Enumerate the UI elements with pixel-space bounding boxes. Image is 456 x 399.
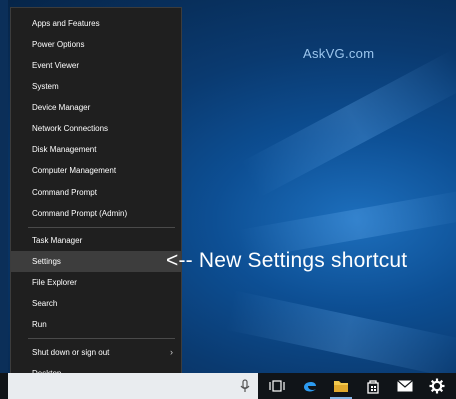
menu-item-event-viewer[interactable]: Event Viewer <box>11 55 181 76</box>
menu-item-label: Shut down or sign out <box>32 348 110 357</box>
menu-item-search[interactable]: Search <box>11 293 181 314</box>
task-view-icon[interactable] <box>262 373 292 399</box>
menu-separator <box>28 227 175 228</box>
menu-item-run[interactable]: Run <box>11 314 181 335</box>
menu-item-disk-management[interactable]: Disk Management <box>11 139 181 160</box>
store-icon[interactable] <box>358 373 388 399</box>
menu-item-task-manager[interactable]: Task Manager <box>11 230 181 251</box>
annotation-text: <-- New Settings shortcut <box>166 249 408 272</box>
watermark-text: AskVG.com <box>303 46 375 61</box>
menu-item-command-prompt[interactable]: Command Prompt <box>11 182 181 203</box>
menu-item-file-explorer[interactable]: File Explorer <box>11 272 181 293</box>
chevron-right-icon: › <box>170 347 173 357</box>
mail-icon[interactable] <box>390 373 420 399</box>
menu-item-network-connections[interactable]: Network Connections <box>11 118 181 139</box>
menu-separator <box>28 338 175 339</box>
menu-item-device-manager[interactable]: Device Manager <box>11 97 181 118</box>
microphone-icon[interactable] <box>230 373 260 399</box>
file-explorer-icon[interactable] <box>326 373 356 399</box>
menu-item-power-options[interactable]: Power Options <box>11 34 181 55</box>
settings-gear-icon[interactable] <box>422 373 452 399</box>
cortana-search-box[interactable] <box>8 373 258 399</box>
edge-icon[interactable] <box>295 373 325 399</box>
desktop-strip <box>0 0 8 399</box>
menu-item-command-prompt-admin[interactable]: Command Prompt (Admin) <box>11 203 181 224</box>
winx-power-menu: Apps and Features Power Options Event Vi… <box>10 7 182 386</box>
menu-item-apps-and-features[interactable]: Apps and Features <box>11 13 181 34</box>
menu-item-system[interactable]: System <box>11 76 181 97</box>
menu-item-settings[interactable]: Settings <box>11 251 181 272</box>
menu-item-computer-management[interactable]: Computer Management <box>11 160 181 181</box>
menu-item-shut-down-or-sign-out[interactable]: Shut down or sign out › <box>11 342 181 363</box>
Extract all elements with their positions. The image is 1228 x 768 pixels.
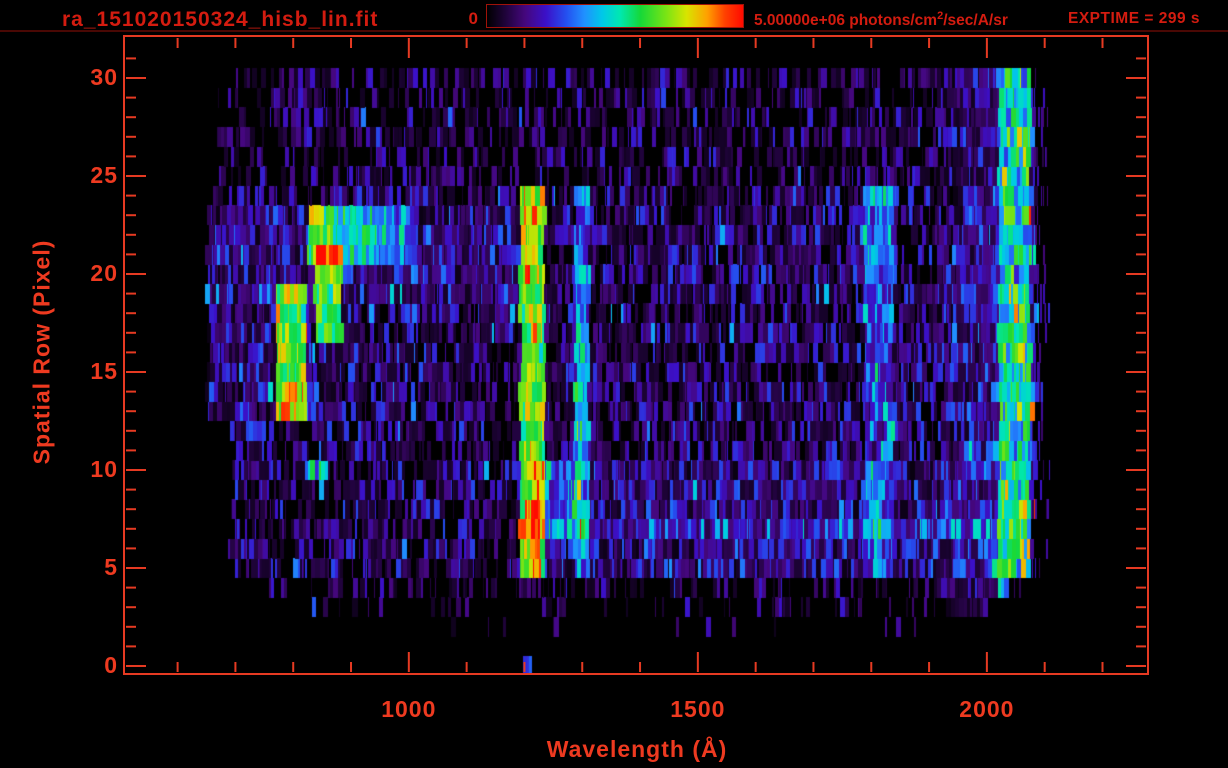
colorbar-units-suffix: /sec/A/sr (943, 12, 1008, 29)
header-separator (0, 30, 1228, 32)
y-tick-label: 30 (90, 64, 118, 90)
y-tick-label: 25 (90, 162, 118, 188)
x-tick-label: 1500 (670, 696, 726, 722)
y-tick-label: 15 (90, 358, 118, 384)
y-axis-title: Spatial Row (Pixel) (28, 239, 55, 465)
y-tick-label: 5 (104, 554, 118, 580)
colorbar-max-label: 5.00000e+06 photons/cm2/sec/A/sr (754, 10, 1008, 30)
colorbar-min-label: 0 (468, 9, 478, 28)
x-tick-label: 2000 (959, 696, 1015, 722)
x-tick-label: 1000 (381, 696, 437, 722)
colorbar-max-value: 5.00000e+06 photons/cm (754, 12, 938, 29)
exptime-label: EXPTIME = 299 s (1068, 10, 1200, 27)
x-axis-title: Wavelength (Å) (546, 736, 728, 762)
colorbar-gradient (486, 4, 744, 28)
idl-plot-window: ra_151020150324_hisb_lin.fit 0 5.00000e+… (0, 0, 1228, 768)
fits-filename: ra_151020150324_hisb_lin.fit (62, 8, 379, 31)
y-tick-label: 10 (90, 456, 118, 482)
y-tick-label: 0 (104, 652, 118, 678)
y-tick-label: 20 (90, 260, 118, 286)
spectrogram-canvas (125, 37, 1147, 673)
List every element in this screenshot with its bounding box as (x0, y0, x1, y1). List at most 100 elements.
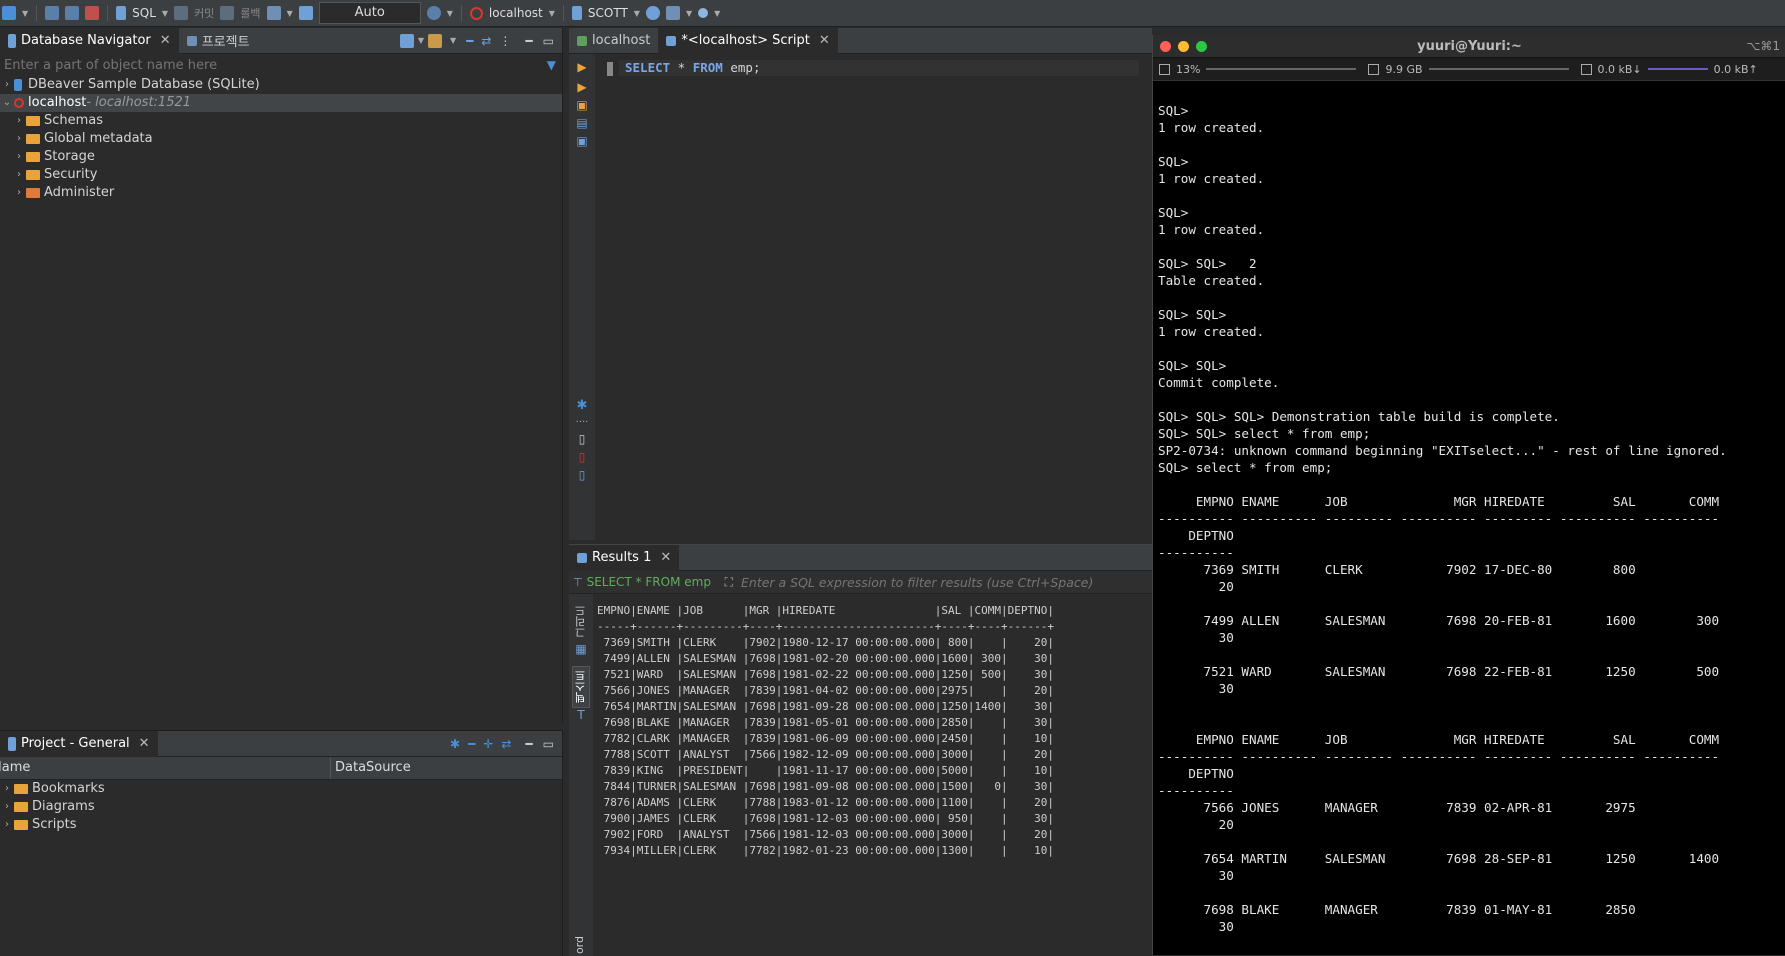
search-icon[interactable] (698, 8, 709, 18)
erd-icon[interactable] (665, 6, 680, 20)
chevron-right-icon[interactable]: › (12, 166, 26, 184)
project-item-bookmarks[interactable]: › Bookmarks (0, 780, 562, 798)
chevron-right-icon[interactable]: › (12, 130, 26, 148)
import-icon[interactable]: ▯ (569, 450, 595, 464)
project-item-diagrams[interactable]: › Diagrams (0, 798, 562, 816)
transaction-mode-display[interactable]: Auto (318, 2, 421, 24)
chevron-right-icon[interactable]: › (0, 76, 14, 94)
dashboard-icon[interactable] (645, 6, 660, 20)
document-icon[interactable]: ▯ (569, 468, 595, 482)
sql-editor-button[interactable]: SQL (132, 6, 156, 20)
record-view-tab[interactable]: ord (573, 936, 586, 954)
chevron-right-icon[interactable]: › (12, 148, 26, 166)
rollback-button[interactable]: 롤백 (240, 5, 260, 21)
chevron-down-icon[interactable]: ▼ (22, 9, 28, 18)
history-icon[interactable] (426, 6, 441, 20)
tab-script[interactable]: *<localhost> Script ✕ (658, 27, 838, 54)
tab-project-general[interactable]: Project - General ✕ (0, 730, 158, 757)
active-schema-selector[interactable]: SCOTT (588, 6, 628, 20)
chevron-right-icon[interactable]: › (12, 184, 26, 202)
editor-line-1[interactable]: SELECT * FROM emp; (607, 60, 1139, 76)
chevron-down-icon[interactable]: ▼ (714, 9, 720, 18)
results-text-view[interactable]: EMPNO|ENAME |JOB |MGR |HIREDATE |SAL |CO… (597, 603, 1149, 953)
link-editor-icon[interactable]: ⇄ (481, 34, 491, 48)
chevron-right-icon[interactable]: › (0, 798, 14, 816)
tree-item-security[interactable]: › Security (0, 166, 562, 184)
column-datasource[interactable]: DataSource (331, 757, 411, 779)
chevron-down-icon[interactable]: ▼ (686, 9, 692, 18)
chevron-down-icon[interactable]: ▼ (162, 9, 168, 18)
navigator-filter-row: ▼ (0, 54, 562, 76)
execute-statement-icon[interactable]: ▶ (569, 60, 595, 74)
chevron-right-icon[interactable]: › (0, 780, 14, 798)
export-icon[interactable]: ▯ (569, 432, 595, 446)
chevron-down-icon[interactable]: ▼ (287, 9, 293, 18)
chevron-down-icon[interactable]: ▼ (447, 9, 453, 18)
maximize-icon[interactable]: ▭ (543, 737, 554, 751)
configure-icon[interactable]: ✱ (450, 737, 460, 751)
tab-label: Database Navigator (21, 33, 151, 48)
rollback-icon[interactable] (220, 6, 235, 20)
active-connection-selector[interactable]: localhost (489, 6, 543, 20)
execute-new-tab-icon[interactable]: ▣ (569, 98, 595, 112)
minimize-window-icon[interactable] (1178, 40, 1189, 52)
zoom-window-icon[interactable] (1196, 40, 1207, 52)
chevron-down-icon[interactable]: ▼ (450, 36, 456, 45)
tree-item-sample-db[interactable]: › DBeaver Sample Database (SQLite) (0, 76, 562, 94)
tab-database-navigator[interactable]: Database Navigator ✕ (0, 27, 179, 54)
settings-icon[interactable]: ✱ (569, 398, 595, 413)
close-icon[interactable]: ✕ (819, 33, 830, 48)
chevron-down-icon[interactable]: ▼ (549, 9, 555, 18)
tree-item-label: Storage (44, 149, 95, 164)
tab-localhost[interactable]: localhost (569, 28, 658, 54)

########

* _Your task_:
Rewrite everything from the line containing "menu-item-event-viewer[interactable]: Event Viewer" down to the line containing "menu-item-command-prompt-admin[interactable]: Command Prompt", both included, as a Markdown table with the columns No and Entry. Number each line in No, place its text in Entry, and omit blank lines.

* _Task result_:
| No | Entry |
|---|---|
| 1 | menu-item-event-viewer[interactable]: Event Viewer <box>11 55 181 76</box> |
| 2 | menu-item-label: Shut down or sign out <box>32 348 110 357</box> |
| 3 | menu-item-search[interactable]: Search <box>11 293 181 314</box> |
| 4 | task-view-icon[interactable] <box>262 373 292 399</box> |
| 5 | menu-separator <box>28 227 175 228</box> |
| 6 | menu-item-run[interactable]: Run <box>11 314 181 335</box> |
| 7 | menu-item-disk-management[interactable]: Disk Management <box>11 139 181 160</box> |
| 8 | store-icon[interactable] <box>358 373 388 399</box> |
| 9 | menu-item-task-manager[interactable]: Task Manager <box>11 230 181 251</box> |
| 10 | annotation-text: <-- New Settings shortcut <box>166 249 408 272</box> |
| 11 | watermark-text: AskVG.com <box>303 46 375 61</box> |
| 12 | menu-item-command-prompt[interactable]: Command Prompt <box>11 182 181 203</box> |
| 13 | menu-item-file-explorer[interactable]: File Explorer <box>11 272 181 293</box> |
| 14 | chevron-right-icon: › <box>170 347 173 357</box> |
| 15 | mail-icon[interactable] <box>390 373 420 399</box> |
| 16 | menu-item-network-connections[interactable]: Network Connections <box>11 118 181 139</box> |
| 17 | menu-separator <box>28 338 175 339</box> |
| 18 | menu-item-device-manager[interactable]: Device Manager <box>11 97 181 118</box> |
| 19 | microphone-icon[interactable] <box>230 373 260 399</box> |
| 20 | file-explorer-icon[interactable] <box>326 373 356 399</box> |
| 21 | menu-item-power-options[interactable]: Power Options <box>11 34 181 55</box> |
| 22 | settings-gear-icon[interactable] <box>422 373 452 399</box> |
| 23 | cortana-search-box[interactable] <box>8 373 258 399</box> |
| 24 | edge-icon[interactable] <box>295 373 325 399</box> |
| 25 | desktop-strip <box>0 0 8 399</box> |
| 26 | menu-item-command-prompt-admin[interactable]: Command Prompt (Admin) <box>11 203 181 224</box> |